Stated task: Write out the full listing exactly as given, minus the images.

Dataset records:

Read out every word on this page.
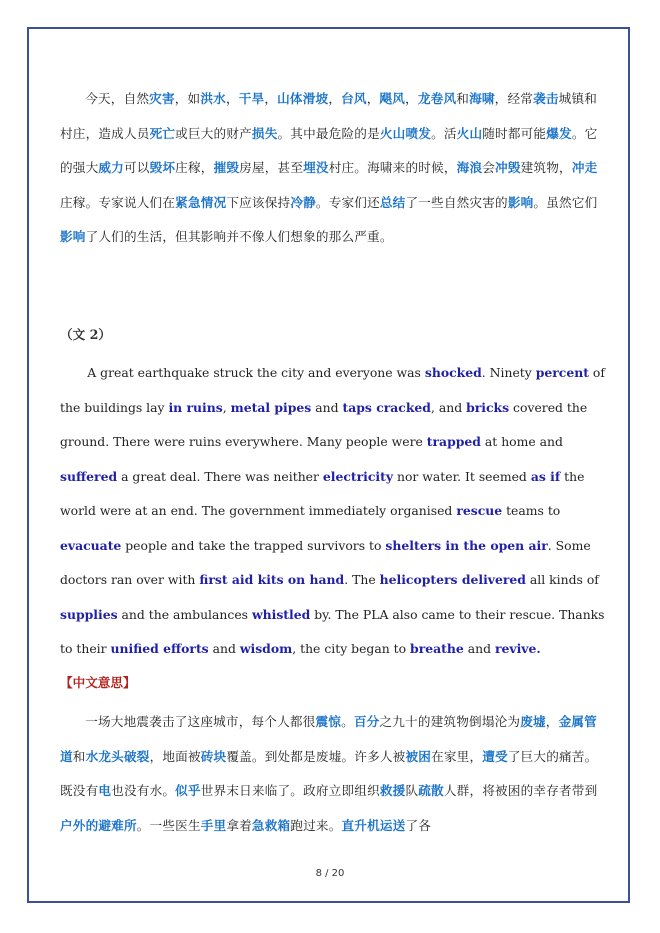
今天，自然灾害，如洪水，干旱，山体滑坡，台风，飓风，龙卷风和海啸，经常袭击城镇和村庄，造成人员死亡或巨大的财产损失。其中最危险的是火山喷发。活火山随时都可能爆发。它的强大威力可以毁坏庄稼，摧毁房屋，甚至埋没村庄。海啸来的时候，海浪会冲毁建筑物，冲走庄稼。专家说人们在紧急情况下应该保持冷静。专家们还总结了一些自然灾害的影响。虽然它们影响了人们的生活，但其影响并不像人们想象的那么严重。

（文 2）

A great earthquake struck the city and everyone was shocked. Ninety percent of the buildings lay in ruins, metal pipes and taps cracked, and bricks covered the ground. There were ruins everywhere. Many people were trapped at home and suffered a great deal. There was neither electricity nor water. It seemed as if the world were at an end. The government immediately organised rescue teams to evacuate people and take the trapped survivors to shelters in the open air. Some doctors ran over with first aid kits on hand. The helicopters delivered all kinds of supplies and the ambulances whistled by. The PLA also came to their rescue. Thanks to their unified efforts and wisdom, the city began to breathe and revive.

【中文意思】

一场大地震袭击了这座城市，每个人都很震惊。百分之九十的建筑物倒塌沦为废墟，金属管道和水龙头破裂，地面被砖块覆盖。到处都是废墟。许多人被被困在家里，遭受了巨大的痛苦。既没有电也没有水。似乎世界末日来临了。政府立即组织救援队疏散人群，将被困的幸存者带到户外的避难所。一些医生手里拿着急救箱跑过来。直升机运送了各

8 / 20
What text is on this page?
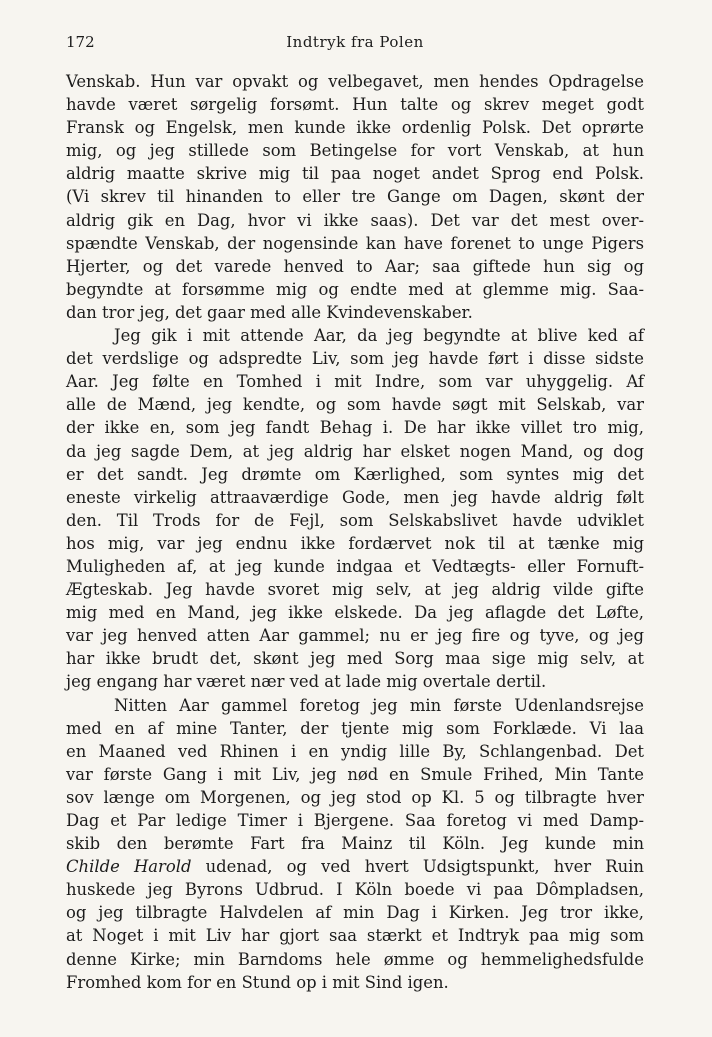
172	Indtryk fra Polen
Venskab. Hun var opvakt og velbegavet, men hendes Opdragelse
havde været sørgelig forsømt. Hun talte og skrev meget godt
Fransk og Engelsk, men kunde ikke ordenlig Polsk. Det oprørte
mig, og jeg stillede som Betingelse for vort Venskab, at hun
aldrig maatte skrive mig til paa noget andet Sprog end Polsk.
(Vi skrev til hinanden to eller tre Gange om Dagen, skønt der
aldrig gik en Dag, hvor vi ikke saas). Det var det mest over-
spændte Venskab, der nogensinde kan have forenet to unge Pigers
Hjerter, og det varede henved to Aar; saa giftede hun sig og
begyndte at forsømme mig og endte med at glemme mig. Saa-
dan tror jeg, det gaar med alle Kvindevenskaber.
Jeg gik i mit attende Aar, da jeg begyndte at blive ked af
det verdslige og adspredte Liv, som jeg havde ført i disse sidste
Aar. Jeg følte en Tomhed i mit Indre, som var uhyggelig. Af
alle de Mænd, jeg kendte, og som havde søgt mit Selskab, var
der ikke en, som jeg fandt Behag i. De har ikke villet tro mig,
da jeg sagde Dem, at jeg aldrig har elsket nogen Mand, og dog
er det sandt. Jeg drømte om Kærlighed, som syntes mig det
eneste virkelig attraaværdige Gode, men jeg havde aldrig følt
den. Til Trods for de Fejl, som Selskabslivet havde udviklet
hos mig, var jeg endnu ikke fordærvet nok til at tænke mig
Muligheden af, at jeg kunde indgaa et Vedtægts- eller Fornuft-
Ægteskab. Jeg havde svoret mig selv, at jeg aldrig vilde gifte
mig med en Mand, jeg ikke elskede. Da jeg aflagde det Løfte,
var jeg henved atten Aar gammel; nu er jeg fire og tyve, og jeg
har ikke brudt det, skønt jeg med Sorg maa sige mig selv, at
jeg engang har været nær ved at lade mig overtale dertil.
Nitten Aar gammel foretog jeg min første Udenlandsrejse
med en af mine Tanter, der tjente mig som Forklæde. Vi laa
en Maaned ved Rhinen i en yndig lille By, Schlangenbad. Det
var første Gang i mit Liv, jeg nød en Smule Frihed, Min Tante
sov længe om Morgenen, og jeg stod op Kl. 5 og tilbragte hver
Dag et Par ledige Timer i Bjergene. Saa foretog vi med Damp-
skib den berømte Fart fra Mainz til Köln. Jeg kunde min
Childe Harold udenad, og ved hvert Udsigtspunkt, hver Ruin
huskede jeg Byrons Udbrud. I Köln boede vi paa Dômpladsen,
og jeg tilbragte Halvdelen af min Dag i Kirken. Jeg tror ikke,
at Noget i mit Liv har gjort saa stærkt et Indtryk paa mig som
denne Kirke; min Barndoms hele ømme og hemmelighedsfulde
Fromhed kom for en Stund op i mit Sind igen.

Exercise response:
Read out every word on this page.
今天，自然灾害，如洪水，干旱，山体滑坡，台风，飓风，龙卷风和海啸，经常袭击城镇和村庄，造成人员死亡或巨大的财产损失。其中最危险的是火山喷发。活火山随时都可能爆发。它的强大威力可以毁坏庄稼，摧毁房屋，甚至埋没村庄。海啸来的时候，海浪会冲毁建筑物，冲走庄稼。专家说人们在紧急情况下应该保持冷静。专家们还总结了一些自然灾害的影响。虽然它们影响了人们的生活，但其影响并不像人们想象的那么严重。

（文 2）

A great earthquake struck the city and everyone was shocked. Ninety percent of the buildings lay in ruins, metal pipes and taps cracked, and bricks covered the ground. There were ruins everywhere. Many people were trapped at home and suffered a great deal. There was neither electricity nor water. It seemed as if the world were at an end. The government immediately organised rescue teams to evacuate people and take the trapped survivors to shelters in the open air. Some doctors ran over with first aid kits on hand. The helicopters delivered all kinds of supplies and the ambulances whistled by. The PLA also came to their rescue. Thanks to their unified efforts and wisdom, the city began to breathe and revive.

【中文意思】

一场大地震袭击了这座城市，每个人都很震惊。百分之九十的建筑物倒塌沦为废墟，金属管道和水龙头破裂，地面被砖块覆盖。到处都是废墟。许多人被被困在家里，遭受了巨大的痛苦。既没有电也没有水。似乎世界末日来临了。政府立即组织救援队疏散人群，将被困的幸存者带到户外的避难所。一些医生手里拿着急救箱跑过来。直升机运送了各

8 / 20
What text is on this page?
172	Indtryk fra Polen
Venskab. Hun var opvakt og velbegavet, men hendes Opdragelse
havde været sørgelig forsømt. Hun talte og skrev meget godt
Fransk og Engelsk, men kunde ikke ordenlig Polsk. Det oprørte
mig, og jeg stillede som Betingelse for vort Venskab, at hun
aldrig maatte skrive mig til paa noget andet Sprog end Polsk.
(Vi skrev til hinanden to eller tre Gange om Dagen, skønt der
aldrig gik en Dag, hvor vi ikke saas). Det var det mest over-
spændte Venskab, der nogensinde kan have forenet to unge Pigers
Hjerter, og det varede henved to Aar; saa giftede hun sig og
begyndte at forsømme mig og endte med at glemme mig. Saa-
dan tror jeg, det gaar med alle Kvindevenskaber.
Jeg gik i mit attende Aar, da jeg begyndte at blive ked af
det verdslige og adspredte Liv, som jeg havde ført i disse sidste
Aar. Jeg følte en Tomhed i mit Indre, som var uhyggelig. Af
alle de Mænd, jeg kendte, og som havde søgt mit Selskab, var
der ikke en, som jeg fandt Behag i. De har ikke villet tro mig,
da jeg sagde Dem, at jeg aldrig har elsket nogen Mand, og dog
er det sandt. Jeg drømte om Kærlighed, som syntes mig det
eneste virkelig attraaværdige Gode, men jeg havde aldrig følt
den. Til Trods for de Fejl, som Selskabslivet havde udviklet
hos mig, var jeg endnu ikke fordærvet nok til at tænke mig
Muligheden af, at jeg kunde indgaa et Vedtægts- eller Fornuft-
Ægteskab. Jeg havde svoret mig selv, at jeg aldrig vilde gifte
mig med en Mand, jeg ikke elskede. Da jeg aflagde det Løfte,
var jeg henved atten Aar gammel; nu er jeg fire og tyve, og jeg
har ikke brudt det, skønt jeg med Sorg maa sige mig selv, at
jeg engang har været nær ved at lade mig overtale dertil.
Nitten Aar gammel foretog jeg min første Udenlandsrejse
med en af mine Tanter, der tjente mig som Forklæde. Vi laa
en Maaned ved Rhinen i en yndig lille By, Schlangenbad. Det
var første Gang i mit Liv, jeg nød en Smule Frihed, Min Tante
sov længe om Morgenen, og jeg stod op Kl. 5 og tilbragte hver
Dag et Par ledige Timer i Bjergene. Saa foretog vi med Damp-
skib den berømte Fart fra Mainz til Köln. Jeg kunde min
Childe Harold udenad, og ved hvert Udsigtspunkt, hver Ruin
huskede jeg Byrons Udbrud. I Köln boede vi paa Dômpladsen,
og jeg tilbragte Halvdelen af min Dag i Kirken. Jeg tror ikke,
at Noget i mit Liv har gjort saa stærkt et Indtryk paa mig som
denne Kirke; min Barndoms hele ømme og hemmelighedsfulde
Fromhed kom for en Stund op i mit Sind igen.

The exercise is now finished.